### INFORMATION SHOWN
──────────

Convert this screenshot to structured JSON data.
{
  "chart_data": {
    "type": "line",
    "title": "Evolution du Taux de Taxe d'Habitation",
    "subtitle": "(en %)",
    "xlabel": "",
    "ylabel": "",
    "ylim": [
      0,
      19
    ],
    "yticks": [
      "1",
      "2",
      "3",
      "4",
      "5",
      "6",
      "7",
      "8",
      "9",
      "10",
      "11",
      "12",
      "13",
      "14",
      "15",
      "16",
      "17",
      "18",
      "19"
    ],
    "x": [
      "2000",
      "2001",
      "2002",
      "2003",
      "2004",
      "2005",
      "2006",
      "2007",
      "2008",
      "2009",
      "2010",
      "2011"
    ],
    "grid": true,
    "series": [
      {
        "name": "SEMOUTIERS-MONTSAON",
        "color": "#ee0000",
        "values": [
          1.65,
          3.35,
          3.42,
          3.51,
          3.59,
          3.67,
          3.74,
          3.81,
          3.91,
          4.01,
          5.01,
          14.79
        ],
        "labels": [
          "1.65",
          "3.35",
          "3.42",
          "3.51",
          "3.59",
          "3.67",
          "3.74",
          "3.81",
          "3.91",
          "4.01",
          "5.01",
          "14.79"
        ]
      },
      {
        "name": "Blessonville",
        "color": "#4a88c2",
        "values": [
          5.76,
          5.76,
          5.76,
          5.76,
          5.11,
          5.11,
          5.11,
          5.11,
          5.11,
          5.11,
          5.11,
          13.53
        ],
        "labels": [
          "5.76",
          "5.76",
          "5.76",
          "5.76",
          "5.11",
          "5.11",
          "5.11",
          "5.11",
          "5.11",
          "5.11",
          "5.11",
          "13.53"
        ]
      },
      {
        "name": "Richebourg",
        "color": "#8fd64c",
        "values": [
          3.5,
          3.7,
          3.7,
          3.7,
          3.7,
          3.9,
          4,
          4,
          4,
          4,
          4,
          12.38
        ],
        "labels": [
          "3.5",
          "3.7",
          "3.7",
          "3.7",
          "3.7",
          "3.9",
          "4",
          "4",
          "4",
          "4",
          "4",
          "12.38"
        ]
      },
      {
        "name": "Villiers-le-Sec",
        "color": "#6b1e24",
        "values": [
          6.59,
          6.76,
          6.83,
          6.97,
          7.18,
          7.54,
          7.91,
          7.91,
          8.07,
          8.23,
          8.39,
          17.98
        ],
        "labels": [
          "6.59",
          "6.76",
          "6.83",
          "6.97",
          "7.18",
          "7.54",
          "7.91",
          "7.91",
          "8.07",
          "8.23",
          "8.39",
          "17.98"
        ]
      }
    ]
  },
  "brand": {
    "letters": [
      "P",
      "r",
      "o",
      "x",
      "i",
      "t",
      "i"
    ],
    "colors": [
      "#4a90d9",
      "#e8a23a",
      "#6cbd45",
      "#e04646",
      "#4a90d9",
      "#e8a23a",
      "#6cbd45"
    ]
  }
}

──────────

Output the records verbatim, from the first line to the last.

### WRITTEN RESPONSE
Convert this screenshot to structured JSON data.
{
  "chart_data": {
    "type": "line",
    "title": "Evolution du Taux de Taxe d'Habitation",
    "subtitle": "(en %)",
    "xlabel": "",
    "ylabel": "",
    "ylim": [
      0,
      19
    ],
    "yticks": [
      "1",
      "2",
      "3",
      "4",
      "5",
      "6",
      "7",
      "8",
      "9",
      "10",
      "11",
      "12",
      "13",
      "14",
      "15",
      "16",
      "17",
      "18",
      "19"
    ],
    "x": [
      "2000",
      "2001",
      "2002",
      "2003",
      "2004",
      "2005",
      "2006",
      "2007",
      "2008",
      "2009",
      "2010",
      "2011"
    ],
    "grid": true,
    "series": [
      {
        "name": "SEMOUTIERS-MONTSAON",
        "color": "#ee0000",
        "values": [
          1.65,
          3.35,
          3.42,
          3.51,
          3.59,
          3.67,
          3.74,
          3.81,
          3.91,
          4.01,
          5.01,
          14.79
        ],
        "labels": [
          "1.65",
          "3.35",
          "3.42",
          "3.51",
          "3.59",
          "3.67",
          "3.74",
          "3.81",
          "3.91",
          "4.01",
          "5.01",
          "14.79"
        ]
      },
      {
        "name": "Blessonville",
        "color": "#4a88c2",
        "values": [
          5.76,
          5.76,
          5.76,
          5.76,
          5.11,
          5.11,
          5.11,
          5.11,
          5.11,
          5.11,
          5.11,
          13.53
        ],
        "labels": [
          "5.76",
          "5.76",
          "5.76",
          "5.76",
          "5.11",
          "5.11",
          "5.11",
          "5.11",
          "5.11",
          "5.11",
          "5.11",
          "13.53"
        ]
      },
      {
        "name": "Richebourg",
        "color": "#8fd64c",
        "values": [
          3.5,
          3.7,
          3.7,
          3.7,
          3.7,
          3.9,
          4,
          4,
          4,
          4,
          4,
          12.38
        ],
        "labels": [
          "3.5",
          "3.7",
          "3.7",
          "3.7",
          "3.7",
          "3.9",
          "4",
          "4",
          "4",
          "4",
          "4",
          "12.38"
        ]
      },
      {
        "name": "Villiers-le-Sec",
        "color": "#6b1e24",
        "values": [
          6.59,
          6.76,
          6.83,
          6.97,
          7.18,
          7.54,
          7.91,
          7.91,
          8.07,
          8.23,
          8.39,
          17.98
        ],
        "labels": [
          "6.59",
          "6.76",
          "6.83",
          "6.97",
          "7.18",
          "7.54",
          "7.91",
          "7.91",
          "8.07",
          "8.23",
          "8.39",
          "17.98"
        ]
      }
    ]
  },
  "brand": {
    "letters": [
      "P",
      "r",
      "o",
      "x",
      "i",
      "t",
      "i"
    ],
    "colors": [
      "#4a90d9",
      "#e8a23a",
      "#6cbd45",
      "#e04646",
      "#4a90d9",
      "#e8a23a",
      "#6cbd45"
    ]
  }
}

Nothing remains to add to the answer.